▸ **Aim of the task**
Copy out every line of the data exactly.

(Stored data)
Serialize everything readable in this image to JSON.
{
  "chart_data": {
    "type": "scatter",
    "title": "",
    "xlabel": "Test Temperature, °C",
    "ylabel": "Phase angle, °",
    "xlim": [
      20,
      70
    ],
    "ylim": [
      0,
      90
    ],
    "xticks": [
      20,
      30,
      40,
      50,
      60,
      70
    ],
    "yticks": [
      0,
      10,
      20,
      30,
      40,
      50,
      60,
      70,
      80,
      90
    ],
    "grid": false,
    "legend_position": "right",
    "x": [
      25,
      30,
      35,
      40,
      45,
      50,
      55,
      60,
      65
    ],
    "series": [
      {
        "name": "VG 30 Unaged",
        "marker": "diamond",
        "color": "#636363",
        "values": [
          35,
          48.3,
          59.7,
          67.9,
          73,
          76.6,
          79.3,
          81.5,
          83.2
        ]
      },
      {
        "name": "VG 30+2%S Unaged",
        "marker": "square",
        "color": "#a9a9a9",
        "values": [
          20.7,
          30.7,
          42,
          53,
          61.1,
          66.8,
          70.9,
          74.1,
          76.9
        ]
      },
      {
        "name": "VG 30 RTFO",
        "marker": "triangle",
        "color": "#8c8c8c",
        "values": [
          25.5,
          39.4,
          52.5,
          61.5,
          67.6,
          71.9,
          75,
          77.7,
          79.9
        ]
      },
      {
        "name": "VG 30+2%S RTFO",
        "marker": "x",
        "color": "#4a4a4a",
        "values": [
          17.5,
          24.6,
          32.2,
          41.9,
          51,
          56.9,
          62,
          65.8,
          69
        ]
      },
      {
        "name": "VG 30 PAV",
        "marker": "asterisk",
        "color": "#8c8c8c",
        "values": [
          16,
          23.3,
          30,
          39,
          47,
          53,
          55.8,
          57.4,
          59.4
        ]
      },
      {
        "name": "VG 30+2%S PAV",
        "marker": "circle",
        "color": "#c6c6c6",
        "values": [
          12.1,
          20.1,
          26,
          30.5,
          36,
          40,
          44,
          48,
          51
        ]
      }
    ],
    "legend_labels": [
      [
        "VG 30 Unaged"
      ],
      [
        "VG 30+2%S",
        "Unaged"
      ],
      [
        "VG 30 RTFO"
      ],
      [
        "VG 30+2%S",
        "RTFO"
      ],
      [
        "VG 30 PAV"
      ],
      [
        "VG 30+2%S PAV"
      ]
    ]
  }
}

▸ **Full solution**
Serialize everything readable in this image to JSON.
{
  "chart_data": {
    "type": "scatter",
    "title": "",
    "xlabel": "Test Temperature, °C",
    "ylabel": "Phase angle, °",
    "xlim": [
      20,
      70
    ],
    "ylim": [
      0,
      90
    ],
    "xticks": [
      20,
      30,
      40,
      50,
      60,
      70
    ],
    "yticks": [
      0,
      10,
      20,
      30,
      40,
      50,
      60,
      70,
      80,
      90
    ],
    "grid": false,
    "legend_position": "right",
    "x": [
      25,
      30,
      35,
      40,
      45,
      50,
      55,
      60,
      65
    ],
    "series": [
      {
        "name": "VG 30 Unaged",
        "marker": "diamond",
        "color": "#636363",
        "values": [
          35,
          48.3,
          59.7,
          67.9,
          73,
          76.6,
          79.3,
          81.5,
          83.2
        ]
      },
      {
        "name": "VG 30+2%S Unaged",
        "marker": "square",
        "color": "#a9a9a9",
        "values": [
          20.7,
          30.7,
          42,
          53,
          61.1,
          66.8,
          70.9,
          74.1,
          76.9
        ]
      },
      {
        "name": "VG 30 RTFO",
        "marker": "triangle",
        "color": "#8c8c8c",
        "values": [
          25.5,
          39.4,
          52.5,
          61.5,
          67.6,
          71.9,
          75,
          77.7,
          79.9
        ]
      },
      {
        "name": "VG 30+2%S RTFO",
        "marker": "x",
        "color": "#4a4a4a",
        "values": [
          17.5,
          24.6,
          32.2,
          41.9,
          51,
          56.9,
          62,
          65.8,
          69
        ]
      },
      {
        "name": "VG 30 PAV",
        "marker": "asterisk",
        "color": "#8c8c8c",
        "values": [
          16,
          23.3,
          30,
          39,
          47,
          53,
          55.8,
          57.4,
          59.4
        ]
      },
      {
        "name": "VG 30+2%S PAV",
        "marker": "circle",
        "color": "#c6c6c6",
        "values": [
          12.1,
          20.1,
          26,
          30.5,
          36,
          40,
          44,
          48,
          51
        ]
      }
    ],
    "legend_labels": [
      [
        "VG 30 Unaged"
      ],
      [
        "VG 30+2%S",
        "Unaged"
      ],
      [
        "VG 30 RTFO"
      ],
      [
        "VG 30+2%S",
        "RTFO"
      ],
      [
        "VG 30 PAV"
      ],
      [
        "VG 30+2%S PAV"
      ]
    ]
  }
}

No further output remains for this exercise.